### What to produce
Output the material below in its entirety, exactly as given.
## begin Provided data
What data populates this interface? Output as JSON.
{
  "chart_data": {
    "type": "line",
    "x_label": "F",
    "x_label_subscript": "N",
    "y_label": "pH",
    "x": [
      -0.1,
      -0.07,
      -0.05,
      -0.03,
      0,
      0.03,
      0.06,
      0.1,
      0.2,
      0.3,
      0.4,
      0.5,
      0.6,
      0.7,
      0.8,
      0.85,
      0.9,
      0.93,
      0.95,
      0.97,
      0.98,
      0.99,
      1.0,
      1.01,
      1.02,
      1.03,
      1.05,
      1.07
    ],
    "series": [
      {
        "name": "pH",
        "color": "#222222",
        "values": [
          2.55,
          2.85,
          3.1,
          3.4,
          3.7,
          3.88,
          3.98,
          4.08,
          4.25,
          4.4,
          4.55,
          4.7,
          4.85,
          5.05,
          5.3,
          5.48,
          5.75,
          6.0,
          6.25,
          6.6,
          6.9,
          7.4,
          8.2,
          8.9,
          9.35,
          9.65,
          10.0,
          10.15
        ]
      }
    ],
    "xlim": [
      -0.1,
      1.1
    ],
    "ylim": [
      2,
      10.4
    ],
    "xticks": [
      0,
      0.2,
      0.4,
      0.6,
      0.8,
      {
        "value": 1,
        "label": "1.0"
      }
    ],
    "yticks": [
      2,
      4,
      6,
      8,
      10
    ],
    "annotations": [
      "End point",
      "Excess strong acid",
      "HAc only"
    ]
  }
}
## end Provided data
### Exercise answer
What data populates this interface? Output as JSON.
{
  "chart_data": {
    "type": "line",
    "x_label": "F",
    "x_label_subscript": "N",
    "y_label": "pH",
    "x": [
      -0.1,
      -0.07,
      -0.05,
      -0.03,
      0,
      0.03,
      0.06,
      0.1,
      0.2,
      0.3,
      0.4,
      0.5,
      0.6,
      0.7,
      0.8,
      0.85,
      0.9,
      0.93,
      0.95,
      0.97,
      0.98,
      0.99,
      1.0,
      1.01,
      1.02,
      1.03,
      1.05,
      1.07
    ],
    "series": [
      {
        "name": "pH",
        "color": "#222222",
        "values": [
          2.55,
          2.85,
          3.1,
          3.4,
          3.7,
          3.88,
          3.98,
          4.08,
          4.25,
          4.4,
          4.55,
          4.7,
          4.85,
          5.05,
          5.3,
          5.48,
          5.75,
          6.0,
          6.25,
          6.6,
          6.9,
          7.4,
          8.2,
          8.9,
          9.35,
          9.65,
          10.0,
          10.15
        ]
      }
    ],
    "xlim": [
      -0.1,
      1.1
    ],
    "ylim": [
      2,
      10.4
    ],
    "xticks": [
      0,
      0.2,
      0.4,
      0.6,
      0.8,
      {
        "value": 1,
        "label": "1.0"
      }
    ],
    "yticks": [
      2,
      4,
      6,
      8,
      10
    ],
    "annotations": [
      "End point",
      "Excess strong acid",
      "HAc only"
    ]
  }
}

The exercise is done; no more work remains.